# Exercise input

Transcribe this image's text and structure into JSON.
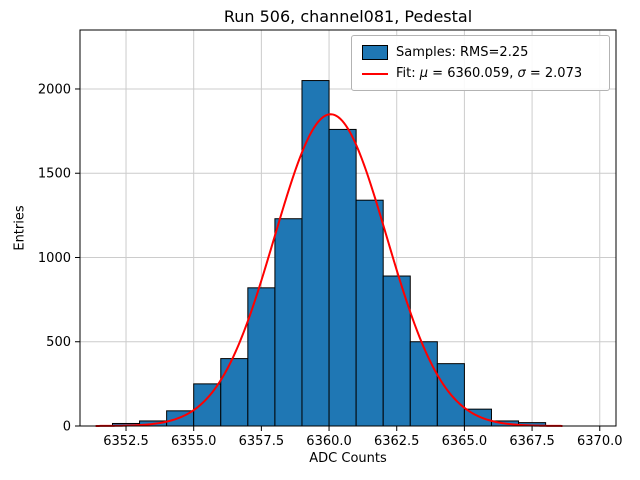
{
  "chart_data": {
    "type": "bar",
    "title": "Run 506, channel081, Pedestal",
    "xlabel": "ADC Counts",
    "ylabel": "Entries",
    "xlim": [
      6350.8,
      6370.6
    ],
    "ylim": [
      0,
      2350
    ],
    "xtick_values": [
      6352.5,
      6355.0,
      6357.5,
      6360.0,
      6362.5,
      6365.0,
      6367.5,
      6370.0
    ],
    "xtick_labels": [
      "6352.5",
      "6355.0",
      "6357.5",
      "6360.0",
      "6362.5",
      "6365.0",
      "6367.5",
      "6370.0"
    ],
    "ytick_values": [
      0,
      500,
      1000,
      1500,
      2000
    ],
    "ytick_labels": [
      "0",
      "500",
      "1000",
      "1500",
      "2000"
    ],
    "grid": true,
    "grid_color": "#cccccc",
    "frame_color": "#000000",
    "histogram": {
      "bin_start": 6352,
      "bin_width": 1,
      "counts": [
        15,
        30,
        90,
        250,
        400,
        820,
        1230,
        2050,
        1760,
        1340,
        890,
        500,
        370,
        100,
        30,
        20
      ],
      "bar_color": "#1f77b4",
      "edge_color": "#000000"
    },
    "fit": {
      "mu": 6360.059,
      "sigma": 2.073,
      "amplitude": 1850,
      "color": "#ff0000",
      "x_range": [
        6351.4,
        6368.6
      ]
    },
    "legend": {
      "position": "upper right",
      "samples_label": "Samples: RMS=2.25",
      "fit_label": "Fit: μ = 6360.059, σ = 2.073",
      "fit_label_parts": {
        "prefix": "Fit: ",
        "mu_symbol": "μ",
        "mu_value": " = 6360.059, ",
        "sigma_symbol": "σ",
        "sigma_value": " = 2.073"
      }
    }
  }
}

# Given problem
Pictures are excluded; copy every other part of the records exactly.

# Result below
Transcribe this image's text and structure into JSON.
{
  "chart_data": {
    "type": "bar",
    "title": "Run 506, channel081, Pedestal",
    "xlabel": "ADC Counts",
    "ylabel": "Entries",
    "xlim": [
      6350.8,
      6370.6
    ],
    "ylim": [
      0,
      2350
    ],
    "xtick_values": [
      6352.5,
      6355.0,
      6357.5,
      6360.0,
      6362.5,
      6365.0,
      6367.5,
      6370.0
    ],
    "xtick_labels": [
      "6352.5",
      "6355.0",
      "6357.5",
      "6360.0",
      "6362.5",
      "6365.0",
      "6367.5",
      "6370.0"
    ],
    "ytick_values": [
      0,
      500,
      1000,
      1500,
      2000
    ],
    "ytick_labels": [
      "0",
      "500",
      "1000",
      "1500",
      "2000"
    ],
    "grid": true,
    "grid_color": "#cccccc",
    "frame_color": "#000000",
    "histogram": {
      "bin_start": 6352,
      "bin_width": 1,
      "counts": [
        15,
        30,
        90,
        250,
        400,
        820,
        1230,
        2050,
        1760,
        1340,
        890,
        500,
        370,
        100,
        30,
        20
      ],
      "bar_color": "#1f77b4",
      "edge_color": "#000000"
    },
    "fit": {
      "mu": 6360.059,
      "sigma": 2.073,
      "amplitude": 1850,
      "color": "#ff0000",
      "x_range": [
        6351.4,
        6368.6
      ]
    },
    "legend": {
      "position": "upper right",
      "samples_label": "Samples: RMS=2.25",
      "fit_label": "Fit: μ = 6360.059, σ = 2.073",
      "fit_label_parts": {
        "prefix": "Fit: ",
        "mu_symbol": "μ",
        "mu_value": " = 6360.059, ",
        "sigma_symbol": "σ",
        "sigma_value": " = 2.073"
      }
    }
  }
}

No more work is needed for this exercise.